Task:
Find the lines that hold the word "still" and return them.

(Raw records)

┌──

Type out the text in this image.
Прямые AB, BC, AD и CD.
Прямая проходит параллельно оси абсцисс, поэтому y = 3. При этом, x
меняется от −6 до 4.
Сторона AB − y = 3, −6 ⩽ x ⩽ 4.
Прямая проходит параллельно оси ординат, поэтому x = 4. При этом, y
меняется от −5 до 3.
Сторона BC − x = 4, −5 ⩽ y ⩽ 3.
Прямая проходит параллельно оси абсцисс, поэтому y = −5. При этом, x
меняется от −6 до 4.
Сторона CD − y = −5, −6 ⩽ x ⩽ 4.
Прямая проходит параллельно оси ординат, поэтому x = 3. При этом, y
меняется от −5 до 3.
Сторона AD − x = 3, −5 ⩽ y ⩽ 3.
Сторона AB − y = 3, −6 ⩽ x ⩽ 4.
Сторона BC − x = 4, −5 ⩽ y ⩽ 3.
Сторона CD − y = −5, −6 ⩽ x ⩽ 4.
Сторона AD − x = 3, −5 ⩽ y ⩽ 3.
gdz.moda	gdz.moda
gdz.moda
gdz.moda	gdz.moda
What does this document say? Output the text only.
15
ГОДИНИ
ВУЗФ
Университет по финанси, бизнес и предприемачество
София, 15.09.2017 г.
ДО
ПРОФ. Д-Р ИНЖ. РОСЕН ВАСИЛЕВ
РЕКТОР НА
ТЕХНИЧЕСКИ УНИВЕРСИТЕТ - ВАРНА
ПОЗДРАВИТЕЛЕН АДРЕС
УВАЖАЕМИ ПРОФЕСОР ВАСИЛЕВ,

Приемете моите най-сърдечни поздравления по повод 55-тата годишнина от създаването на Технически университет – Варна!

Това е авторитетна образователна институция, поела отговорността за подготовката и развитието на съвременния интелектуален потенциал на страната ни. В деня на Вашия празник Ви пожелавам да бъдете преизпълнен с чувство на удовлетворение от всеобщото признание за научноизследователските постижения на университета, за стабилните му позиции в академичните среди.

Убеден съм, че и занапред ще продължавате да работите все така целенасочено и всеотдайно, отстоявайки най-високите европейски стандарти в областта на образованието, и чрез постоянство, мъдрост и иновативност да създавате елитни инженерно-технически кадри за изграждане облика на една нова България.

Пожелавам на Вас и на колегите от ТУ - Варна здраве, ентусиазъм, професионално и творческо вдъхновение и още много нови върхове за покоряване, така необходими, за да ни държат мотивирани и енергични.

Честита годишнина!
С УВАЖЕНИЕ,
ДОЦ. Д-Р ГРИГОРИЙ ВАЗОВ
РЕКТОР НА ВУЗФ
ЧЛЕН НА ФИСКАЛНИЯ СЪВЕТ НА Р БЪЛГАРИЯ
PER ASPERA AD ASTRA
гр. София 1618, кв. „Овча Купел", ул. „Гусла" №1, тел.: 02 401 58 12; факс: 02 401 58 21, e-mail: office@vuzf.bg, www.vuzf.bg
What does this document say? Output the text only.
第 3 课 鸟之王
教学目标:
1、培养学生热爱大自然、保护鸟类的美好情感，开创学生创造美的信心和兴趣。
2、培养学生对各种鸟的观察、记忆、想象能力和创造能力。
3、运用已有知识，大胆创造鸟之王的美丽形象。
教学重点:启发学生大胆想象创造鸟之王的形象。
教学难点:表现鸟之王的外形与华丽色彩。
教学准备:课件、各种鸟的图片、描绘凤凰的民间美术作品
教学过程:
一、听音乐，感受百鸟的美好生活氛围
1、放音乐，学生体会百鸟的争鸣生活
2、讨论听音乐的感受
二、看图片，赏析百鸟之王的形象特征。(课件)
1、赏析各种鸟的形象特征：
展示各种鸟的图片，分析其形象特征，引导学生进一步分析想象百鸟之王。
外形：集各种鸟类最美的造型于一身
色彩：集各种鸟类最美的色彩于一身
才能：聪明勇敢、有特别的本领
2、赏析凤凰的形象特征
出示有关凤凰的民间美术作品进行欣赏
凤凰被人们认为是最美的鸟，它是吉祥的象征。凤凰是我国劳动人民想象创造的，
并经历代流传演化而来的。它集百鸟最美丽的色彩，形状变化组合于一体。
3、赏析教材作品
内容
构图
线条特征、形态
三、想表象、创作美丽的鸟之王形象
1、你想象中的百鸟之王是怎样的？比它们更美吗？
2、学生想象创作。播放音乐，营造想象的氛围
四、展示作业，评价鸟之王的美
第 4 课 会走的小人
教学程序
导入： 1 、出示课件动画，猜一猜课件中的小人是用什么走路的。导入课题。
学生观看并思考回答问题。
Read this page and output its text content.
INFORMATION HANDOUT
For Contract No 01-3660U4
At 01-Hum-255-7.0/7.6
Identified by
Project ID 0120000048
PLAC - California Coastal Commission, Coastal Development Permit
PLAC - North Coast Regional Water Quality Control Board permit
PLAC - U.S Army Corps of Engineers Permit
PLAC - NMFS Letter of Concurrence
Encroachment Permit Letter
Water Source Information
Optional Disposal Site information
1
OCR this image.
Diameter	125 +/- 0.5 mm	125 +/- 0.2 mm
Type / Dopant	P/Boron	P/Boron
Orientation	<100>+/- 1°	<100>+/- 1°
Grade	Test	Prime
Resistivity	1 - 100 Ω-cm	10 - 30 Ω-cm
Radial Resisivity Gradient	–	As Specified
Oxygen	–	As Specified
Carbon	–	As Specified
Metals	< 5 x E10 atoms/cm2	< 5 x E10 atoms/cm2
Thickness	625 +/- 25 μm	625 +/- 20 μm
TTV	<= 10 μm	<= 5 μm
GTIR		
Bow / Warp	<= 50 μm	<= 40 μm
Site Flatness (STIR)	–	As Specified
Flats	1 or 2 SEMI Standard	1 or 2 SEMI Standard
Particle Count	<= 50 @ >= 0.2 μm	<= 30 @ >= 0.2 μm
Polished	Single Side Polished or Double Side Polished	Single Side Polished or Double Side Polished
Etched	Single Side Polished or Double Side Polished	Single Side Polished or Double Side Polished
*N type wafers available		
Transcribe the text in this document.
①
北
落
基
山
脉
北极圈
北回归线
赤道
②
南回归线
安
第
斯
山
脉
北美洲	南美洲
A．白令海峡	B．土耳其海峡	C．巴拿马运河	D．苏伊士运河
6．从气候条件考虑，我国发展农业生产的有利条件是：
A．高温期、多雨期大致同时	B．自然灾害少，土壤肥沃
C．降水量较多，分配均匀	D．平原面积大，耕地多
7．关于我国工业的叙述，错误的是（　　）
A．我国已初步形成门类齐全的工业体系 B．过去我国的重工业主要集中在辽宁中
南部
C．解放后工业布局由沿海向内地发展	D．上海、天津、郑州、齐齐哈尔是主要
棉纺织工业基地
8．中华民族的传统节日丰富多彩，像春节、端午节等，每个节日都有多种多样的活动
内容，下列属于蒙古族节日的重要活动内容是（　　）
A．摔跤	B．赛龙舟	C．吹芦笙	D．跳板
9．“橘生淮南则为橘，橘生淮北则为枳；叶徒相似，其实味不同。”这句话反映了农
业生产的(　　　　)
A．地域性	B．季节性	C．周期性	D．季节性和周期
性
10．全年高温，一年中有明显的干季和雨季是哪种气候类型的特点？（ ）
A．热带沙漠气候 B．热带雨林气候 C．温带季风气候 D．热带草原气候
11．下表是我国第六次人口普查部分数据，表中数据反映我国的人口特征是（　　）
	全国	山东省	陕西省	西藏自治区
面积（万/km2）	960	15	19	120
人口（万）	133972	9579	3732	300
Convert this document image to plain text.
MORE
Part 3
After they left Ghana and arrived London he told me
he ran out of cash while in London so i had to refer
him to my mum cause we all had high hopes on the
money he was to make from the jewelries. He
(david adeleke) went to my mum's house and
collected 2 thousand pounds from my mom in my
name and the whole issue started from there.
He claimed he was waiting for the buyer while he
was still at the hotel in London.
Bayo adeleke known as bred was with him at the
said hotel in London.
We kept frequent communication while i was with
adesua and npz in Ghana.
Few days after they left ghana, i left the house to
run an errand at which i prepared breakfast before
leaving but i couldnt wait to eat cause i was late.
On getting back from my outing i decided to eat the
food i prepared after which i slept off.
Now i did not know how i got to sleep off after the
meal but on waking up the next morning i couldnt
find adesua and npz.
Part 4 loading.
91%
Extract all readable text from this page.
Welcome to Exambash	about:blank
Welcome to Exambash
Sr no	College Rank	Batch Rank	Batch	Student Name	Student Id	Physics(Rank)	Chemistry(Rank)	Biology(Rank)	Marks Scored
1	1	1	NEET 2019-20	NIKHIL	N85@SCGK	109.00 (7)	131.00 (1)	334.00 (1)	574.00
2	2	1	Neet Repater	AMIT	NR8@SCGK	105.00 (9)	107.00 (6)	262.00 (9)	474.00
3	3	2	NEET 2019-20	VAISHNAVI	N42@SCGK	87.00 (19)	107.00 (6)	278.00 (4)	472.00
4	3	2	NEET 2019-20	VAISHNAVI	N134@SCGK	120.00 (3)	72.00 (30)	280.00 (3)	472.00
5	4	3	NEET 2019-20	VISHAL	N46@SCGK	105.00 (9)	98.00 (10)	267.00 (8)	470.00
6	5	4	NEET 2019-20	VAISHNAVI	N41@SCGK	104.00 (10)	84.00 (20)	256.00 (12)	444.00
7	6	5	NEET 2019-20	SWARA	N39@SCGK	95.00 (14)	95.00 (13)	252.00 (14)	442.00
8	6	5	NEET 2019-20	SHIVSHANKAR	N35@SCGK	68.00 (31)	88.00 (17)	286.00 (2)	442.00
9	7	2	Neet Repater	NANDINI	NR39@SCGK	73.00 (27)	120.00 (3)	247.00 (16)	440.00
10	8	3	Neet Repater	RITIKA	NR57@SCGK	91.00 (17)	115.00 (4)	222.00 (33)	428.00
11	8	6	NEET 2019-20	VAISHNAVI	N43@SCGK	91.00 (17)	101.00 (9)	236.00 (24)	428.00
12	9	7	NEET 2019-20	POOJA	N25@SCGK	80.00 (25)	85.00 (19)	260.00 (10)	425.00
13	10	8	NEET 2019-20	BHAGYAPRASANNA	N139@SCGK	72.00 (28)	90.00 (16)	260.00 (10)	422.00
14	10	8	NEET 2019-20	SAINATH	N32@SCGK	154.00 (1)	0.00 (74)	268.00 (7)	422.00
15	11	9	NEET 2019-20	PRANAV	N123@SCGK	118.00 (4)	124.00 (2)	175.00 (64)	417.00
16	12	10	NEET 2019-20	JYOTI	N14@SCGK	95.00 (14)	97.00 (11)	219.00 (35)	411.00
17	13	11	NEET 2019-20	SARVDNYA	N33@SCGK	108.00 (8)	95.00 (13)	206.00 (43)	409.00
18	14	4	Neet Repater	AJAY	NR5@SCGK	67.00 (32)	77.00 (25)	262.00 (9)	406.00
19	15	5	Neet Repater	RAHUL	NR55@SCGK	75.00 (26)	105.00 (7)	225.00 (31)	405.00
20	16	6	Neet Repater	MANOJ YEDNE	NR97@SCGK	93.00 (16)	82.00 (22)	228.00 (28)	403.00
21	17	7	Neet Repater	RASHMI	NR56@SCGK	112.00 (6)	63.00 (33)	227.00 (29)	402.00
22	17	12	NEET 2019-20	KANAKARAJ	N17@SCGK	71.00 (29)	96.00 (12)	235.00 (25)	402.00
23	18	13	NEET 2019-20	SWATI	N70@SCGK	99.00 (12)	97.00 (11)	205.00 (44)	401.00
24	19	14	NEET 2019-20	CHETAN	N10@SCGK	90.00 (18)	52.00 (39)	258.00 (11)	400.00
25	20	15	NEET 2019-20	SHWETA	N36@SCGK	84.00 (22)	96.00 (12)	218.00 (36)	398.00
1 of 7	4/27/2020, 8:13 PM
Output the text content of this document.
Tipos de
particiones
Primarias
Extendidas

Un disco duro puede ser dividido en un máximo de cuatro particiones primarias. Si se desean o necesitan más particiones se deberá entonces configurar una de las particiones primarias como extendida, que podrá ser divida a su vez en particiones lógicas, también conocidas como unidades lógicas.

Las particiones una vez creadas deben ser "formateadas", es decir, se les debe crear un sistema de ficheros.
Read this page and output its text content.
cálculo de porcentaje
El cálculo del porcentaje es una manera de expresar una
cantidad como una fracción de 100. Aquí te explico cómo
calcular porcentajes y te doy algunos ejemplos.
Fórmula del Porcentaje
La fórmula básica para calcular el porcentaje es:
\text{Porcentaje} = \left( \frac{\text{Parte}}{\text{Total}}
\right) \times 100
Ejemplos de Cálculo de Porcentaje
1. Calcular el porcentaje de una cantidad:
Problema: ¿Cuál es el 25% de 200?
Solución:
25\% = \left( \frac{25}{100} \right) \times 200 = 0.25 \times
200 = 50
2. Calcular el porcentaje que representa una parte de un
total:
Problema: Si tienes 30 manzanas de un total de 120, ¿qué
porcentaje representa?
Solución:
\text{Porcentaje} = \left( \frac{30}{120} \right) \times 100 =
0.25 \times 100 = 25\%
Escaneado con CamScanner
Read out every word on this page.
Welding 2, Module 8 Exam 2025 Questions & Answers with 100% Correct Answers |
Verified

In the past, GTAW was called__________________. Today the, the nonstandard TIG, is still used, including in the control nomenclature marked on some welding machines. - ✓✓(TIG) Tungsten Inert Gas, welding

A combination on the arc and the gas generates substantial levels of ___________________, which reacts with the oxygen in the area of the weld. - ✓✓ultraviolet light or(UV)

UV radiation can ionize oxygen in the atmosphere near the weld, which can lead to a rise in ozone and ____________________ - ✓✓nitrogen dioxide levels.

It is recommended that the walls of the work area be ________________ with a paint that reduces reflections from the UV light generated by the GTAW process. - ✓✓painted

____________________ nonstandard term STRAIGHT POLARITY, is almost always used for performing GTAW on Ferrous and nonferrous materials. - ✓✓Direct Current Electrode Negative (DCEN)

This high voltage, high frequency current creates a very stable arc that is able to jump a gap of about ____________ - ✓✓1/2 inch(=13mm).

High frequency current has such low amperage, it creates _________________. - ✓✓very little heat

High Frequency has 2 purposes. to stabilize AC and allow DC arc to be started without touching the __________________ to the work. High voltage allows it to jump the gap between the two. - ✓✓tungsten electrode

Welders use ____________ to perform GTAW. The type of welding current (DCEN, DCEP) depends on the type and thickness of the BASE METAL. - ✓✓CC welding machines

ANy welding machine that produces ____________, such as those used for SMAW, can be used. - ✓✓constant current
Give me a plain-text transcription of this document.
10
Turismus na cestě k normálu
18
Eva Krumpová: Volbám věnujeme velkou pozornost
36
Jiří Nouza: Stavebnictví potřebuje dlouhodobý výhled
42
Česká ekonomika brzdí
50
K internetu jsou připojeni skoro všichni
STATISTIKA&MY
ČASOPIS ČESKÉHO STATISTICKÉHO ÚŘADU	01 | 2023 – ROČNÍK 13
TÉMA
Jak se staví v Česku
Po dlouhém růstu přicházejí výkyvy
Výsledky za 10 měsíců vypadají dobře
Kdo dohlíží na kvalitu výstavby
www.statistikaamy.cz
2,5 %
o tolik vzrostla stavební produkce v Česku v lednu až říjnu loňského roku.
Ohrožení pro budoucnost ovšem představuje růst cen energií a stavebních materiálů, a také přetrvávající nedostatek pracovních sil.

└──

Written answer:
was still at the hotel in London.
In the past, GTAW was called__________________. Today the, the nonstandard TIG, is still used, including in the control nomenclature marked on some welding machines. - ✓✓(TIG) Tungsten Inert Gas, welding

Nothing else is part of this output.